Listed records ▸
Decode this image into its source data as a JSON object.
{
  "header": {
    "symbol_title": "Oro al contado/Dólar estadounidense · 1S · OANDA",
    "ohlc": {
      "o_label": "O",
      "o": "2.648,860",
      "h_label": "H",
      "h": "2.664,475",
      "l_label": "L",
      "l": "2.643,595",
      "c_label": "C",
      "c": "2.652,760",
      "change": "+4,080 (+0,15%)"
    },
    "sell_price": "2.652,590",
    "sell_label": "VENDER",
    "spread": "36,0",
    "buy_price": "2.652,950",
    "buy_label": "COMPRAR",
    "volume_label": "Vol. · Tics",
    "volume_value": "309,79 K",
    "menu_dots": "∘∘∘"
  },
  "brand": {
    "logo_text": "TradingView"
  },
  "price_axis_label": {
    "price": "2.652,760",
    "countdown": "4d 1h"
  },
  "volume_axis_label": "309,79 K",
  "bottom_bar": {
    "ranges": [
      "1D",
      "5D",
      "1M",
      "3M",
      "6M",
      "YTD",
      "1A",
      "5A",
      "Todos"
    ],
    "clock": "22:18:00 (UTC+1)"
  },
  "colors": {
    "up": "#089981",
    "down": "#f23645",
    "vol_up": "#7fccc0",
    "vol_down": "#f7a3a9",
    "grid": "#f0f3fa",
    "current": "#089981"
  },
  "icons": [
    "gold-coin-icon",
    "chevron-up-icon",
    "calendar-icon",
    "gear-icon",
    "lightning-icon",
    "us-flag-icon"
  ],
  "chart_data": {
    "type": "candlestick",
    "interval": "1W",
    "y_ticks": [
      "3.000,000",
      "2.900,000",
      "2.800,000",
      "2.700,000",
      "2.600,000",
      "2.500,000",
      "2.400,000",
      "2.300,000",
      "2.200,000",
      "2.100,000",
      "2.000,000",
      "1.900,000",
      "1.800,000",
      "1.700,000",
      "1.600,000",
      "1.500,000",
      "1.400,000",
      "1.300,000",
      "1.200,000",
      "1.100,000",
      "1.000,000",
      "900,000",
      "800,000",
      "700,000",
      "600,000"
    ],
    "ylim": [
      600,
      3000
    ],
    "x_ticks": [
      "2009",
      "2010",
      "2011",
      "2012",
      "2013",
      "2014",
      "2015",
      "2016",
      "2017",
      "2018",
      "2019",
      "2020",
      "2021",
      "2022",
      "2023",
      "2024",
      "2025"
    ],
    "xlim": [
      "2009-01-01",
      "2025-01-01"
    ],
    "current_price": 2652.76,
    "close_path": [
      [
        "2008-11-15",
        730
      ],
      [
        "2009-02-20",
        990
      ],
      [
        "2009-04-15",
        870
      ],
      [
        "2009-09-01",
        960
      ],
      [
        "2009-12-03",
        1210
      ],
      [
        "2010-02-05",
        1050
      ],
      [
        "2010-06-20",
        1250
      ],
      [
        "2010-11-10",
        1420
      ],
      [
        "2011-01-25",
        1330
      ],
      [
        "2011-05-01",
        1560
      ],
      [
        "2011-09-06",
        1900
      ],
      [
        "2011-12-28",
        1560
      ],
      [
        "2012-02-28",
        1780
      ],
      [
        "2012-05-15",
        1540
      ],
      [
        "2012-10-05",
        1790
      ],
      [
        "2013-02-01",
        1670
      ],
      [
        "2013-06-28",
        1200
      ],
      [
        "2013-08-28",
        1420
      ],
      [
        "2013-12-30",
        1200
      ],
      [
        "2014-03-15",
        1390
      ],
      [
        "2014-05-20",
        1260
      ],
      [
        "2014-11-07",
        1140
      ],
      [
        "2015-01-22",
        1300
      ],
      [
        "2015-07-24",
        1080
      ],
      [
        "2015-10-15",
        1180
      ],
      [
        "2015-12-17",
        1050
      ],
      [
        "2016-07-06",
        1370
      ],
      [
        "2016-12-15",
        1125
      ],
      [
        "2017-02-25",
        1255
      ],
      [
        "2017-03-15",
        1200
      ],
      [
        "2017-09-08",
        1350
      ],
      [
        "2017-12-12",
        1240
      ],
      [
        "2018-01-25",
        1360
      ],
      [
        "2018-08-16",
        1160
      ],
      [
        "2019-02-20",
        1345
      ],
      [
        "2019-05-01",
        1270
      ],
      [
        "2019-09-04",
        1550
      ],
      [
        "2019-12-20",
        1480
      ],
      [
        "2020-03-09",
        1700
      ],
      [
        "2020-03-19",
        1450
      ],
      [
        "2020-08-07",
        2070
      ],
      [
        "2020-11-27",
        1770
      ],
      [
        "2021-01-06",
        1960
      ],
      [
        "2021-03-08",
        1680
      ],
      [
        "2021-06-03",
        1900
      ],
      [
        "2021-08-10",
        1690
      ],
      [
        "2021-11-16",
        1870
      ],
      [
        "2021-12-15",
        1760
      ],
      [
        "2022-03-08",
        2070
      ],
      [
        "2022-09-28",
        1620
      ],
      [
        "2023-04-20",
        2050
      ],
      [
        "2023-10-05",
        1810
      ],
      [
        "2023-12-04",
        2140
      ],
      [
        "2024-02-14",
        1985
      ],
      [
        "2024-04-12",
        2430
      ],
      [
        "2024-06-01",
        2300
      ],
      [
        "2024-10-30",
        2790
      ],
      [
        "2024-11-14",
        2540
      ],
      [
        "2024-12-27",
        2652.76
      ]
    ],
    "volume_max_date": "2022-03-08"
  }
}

Goal ▸ Repeat every record, keeping each word and mark exactly as it is.

Output ▸
Decode this image into its source data as a JSON object.
{
  "header": {
    "symbol_title": "Oro al contado/Dólar estadounidense · 1S · OANDA",
    "ohlc": {
      "o_label": "O",
      "o": "2.648,860",
      "h_label": "H",
      "h": "2.664,475",
      "l_label": "L",
      "l": "2.643,595",
      "c_label": "C",
      "c": "2.652,760",
      "change": "+4,080 (+0,15%)"
    },
    "sell_price": "2.652,590",
    "sell_label": "VENDER",
    "spread": "36,0",
    "buy_price": "2.652,950",
    "buy_label": "COMPRAR",
    "volume_label": "Vol. · Tics",
    "volume_value": "309,79 K",
    "menu_dots": "∘∘∘"
  },
  "brand": {
    "logo_text": "TradingView"
  },
  "price_axis_label": {
    "price": "2.652,760",
    "countdown": "4d 1h"
  },
  "volume_axis_label": "309,79 K",
  "bottom_bar": {
    "ranges": [
      "1D",
      "5D",
      "1M",
      "3M",
      "6M",
      "YTD",
      "1A",
      "5A",
      "Todos"
    ],
    "clock": "22:18:00 (UTC+1)"
  },
  "colors": {
    "up": "#089981",
    "down": "#f23645",
    "vol_up": "#7fccc0",
    "vol_down": "#f7a3a9",
    "grid": "#f0f3fa",
    "current": "#089981"
  },
  "icons": [
    "gold-coin-icon",
    "chevron-up-icon",
    "calendar-icon",
    "gear-icon",
    "lightning-icon",
    "us-flag-icon"
  ],
  "chart_data": {
    "type": "candlestick",
    "interval": "1W",
    "y_ticks": [
      "3.000,000",
      "2.900,000",
      "2.800,000",
      "2.700,000",
      "2.600,000",
      "2.500,000",
      "2.400,000",
      "2.300,000",
      "2.200,000",
      "2.100,000",
      "2.000,000",
      "1.900,000",
      "1.800,000",
      "1.700,000",
      "1.600,000",
      "1.500,000",
      "1.400,000",
      "1.300,000",
      "1.200,000",
      "1.100,000",
      "1.000,000",
      "900,000",
      "800,000",
      "700,000",
      "600,000"
    ],
    "ylim": [
      600,
      3000
    ],
    "x_ticks": [
      "2009",
      "2010",
      "2011",
      "2012",
      "2013",
      "2014",
      "2015",
      "2016",
      "2017",
      "2018",
      "2019",
      "2020",
      "2021",
      "2022",
      "2023",
      "2024",
      "2025"
    ],
    "xlim": [
      "2009-01-01",
      "2025-01-01"
    ],
    "current_price": 2652.76,
    "close_path": [
      [
        "2008-11-15",
        730
      ],
      [
        "2009-02-20",
        990
      ],
      [
        "2009-04-15",
        870
      ],
      [
        "2009-09-01",
        960
      ],
      [
        "2009-12-03",
        1210
      ],
      [
        "2010-02-05",
        1050
      ],
      [
        "2010-06-20",
        1250
      ],
      [
        "2010-11-10",
        1420
      ],
      [
        "2011-01-25",
        1330
      ],
      [
        "2011-05-01",
        1560
      ],
      [
        "2011-09-06",
        1900
      ],
      [
        "2011-12-28",
        1560
      ],
      [
        "2012-02-28",
        1780
      ],
      [
        "2012-05-15",
        1540
      ],
      [
        "2012-10-05",
        1790
      ],
      [
        "2013-02-01",
        1670
      ],
      [
        "2013-06-28",
        1200
      ],
      [
        "2013-08-28",
        1420
      ],
      [
        "2013-12-30",
        1200
      ],
      [
        "2014-03-15",
        1390
      ],
      [
        "2014-05-20",
        1260
      ],
      [
        "2014-11-07",
        1140
      ],
      [
        "2015-01-22",
        1300
      ],
      [
        "2015-07-24",
        1080
      ],
      [
        "2015-10-15",
        1180
      ],
      [
        "2015-12-17",
        1050
      ],
      [
        "2016-07-06",
        1370
      ],
      [
        "2016-12-15",
        1125
      ],
      [
        "2017-02-25",
        1255
      ],
      [
        "2017-03-15",
        1200
      ],
      [
        "2017-09-08",
        1350
      ],
      [
        "2017-12-12",
        1240
      ],
      [
        "2018-01-25",
        1360
      ],
      [
        "2018-08-16",
        1160
      ],
      [
        "2019-02-20",
        1345
      ],
      [
        "2019-05-01",
        1270
      ],
      [
        "2019-09-04",
        1550
      ],
      [
        "2019-12-20",
        1480
      ],
      [
        "2020-03-09",
        1700
      ],
      [
        "2020-03-19",
        1450
      ],
      [
        "2020-08-07",
        2070
      ],
      [
        "2020-11-27",
        1770
      ],
      [
        "2021-01-06",
        1960
      ],
      [
        "2021-03-08",
        1680
      ],
      [
        "2021-06-03",
        1900
      ],
      [
        "2021-08-10",
        1690
      ],
      [
        "2021-11-16",
        1870
      ],
      [
        "2021-12-15",
        1760
      ],
      [
        "2022-03-08",
        2070
      ],
      [
        "2022-09-28",
        1620
      ],
      [
        "2023-04-20",
        2050
      ],
      [
        "2023-10-05",
        1810
      ],
      [
        "2023-12-04",
        2140
      ],
      [
        "2024-02-14",
        1985
      ],
      [
        "2024-04-12",
        2430
      ],
      [
        "2024-06-01",
        2300
      ],
      [
        "2024-10-30",
        2790
      ],
      [
        "2024-11-14",
        2540
      ],
      [
        "2024-12-27",
        2652.76
      ]
    ],
    "volume_max_date": "2022-03-08"
  }
}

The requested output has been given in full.